>> begin Items

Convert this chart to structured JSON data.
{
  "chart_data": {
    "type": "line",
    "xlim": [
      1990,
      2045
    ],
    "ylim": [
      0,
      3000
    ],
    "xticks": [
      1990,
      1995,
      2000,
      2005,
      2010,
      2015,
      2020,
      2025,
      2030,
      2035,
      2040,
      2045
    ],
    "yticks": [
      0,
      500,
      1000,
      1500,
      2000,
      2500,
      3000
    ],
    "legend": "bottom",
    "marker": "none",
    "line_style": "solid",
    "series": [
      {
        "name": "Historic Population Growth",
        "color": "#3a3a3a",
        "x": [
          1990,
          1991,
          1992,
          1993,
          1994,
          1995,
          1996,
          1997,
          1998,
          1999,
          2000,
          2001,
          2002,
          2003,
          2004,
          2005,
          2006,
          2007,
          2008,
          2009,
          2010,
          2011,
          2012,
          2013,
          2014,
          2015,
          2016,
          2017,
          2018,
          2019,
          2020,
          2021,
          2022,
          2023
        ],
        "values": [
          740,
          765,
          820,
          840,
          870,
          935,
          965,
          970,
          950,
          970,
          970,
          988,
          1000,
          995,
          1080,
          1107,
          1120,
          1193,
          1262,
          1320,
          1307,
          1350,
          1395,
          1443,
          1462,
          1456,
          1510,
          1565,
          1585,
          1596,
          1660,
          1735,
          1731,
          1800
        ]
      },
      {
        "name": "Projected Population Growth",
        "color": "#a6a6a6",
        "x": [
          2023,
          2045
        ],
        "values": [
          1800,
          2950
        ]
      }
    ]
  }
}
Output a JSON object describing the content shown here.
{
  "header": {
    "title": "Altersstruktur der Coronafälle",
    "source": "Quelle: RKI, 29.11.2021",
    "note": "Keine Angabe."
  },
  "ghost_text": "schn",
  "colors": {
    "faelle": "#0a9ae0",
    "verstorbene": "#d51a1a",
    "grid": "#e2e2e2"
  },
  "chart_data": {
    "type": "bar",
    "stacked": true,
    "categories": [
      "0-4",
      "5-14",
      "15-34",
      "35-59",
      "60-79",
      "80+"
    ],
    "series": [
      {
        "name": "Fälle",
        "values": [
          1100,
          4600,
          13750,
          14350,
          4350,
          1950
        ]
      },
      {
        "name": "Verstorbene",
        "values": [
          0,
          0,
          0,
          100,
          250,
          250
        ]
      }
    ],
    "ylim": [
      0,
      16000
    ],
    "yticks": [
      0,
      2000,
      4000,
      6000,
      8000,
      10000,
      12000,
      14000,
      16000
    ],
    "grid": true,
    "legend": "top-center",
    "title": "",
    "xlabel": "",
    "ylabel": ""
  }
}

>> end Items

In the entries above, find each line with the word "Population" and copy it.

        "name": "Historic Population Growth",
        "name": "Projected Population Growth",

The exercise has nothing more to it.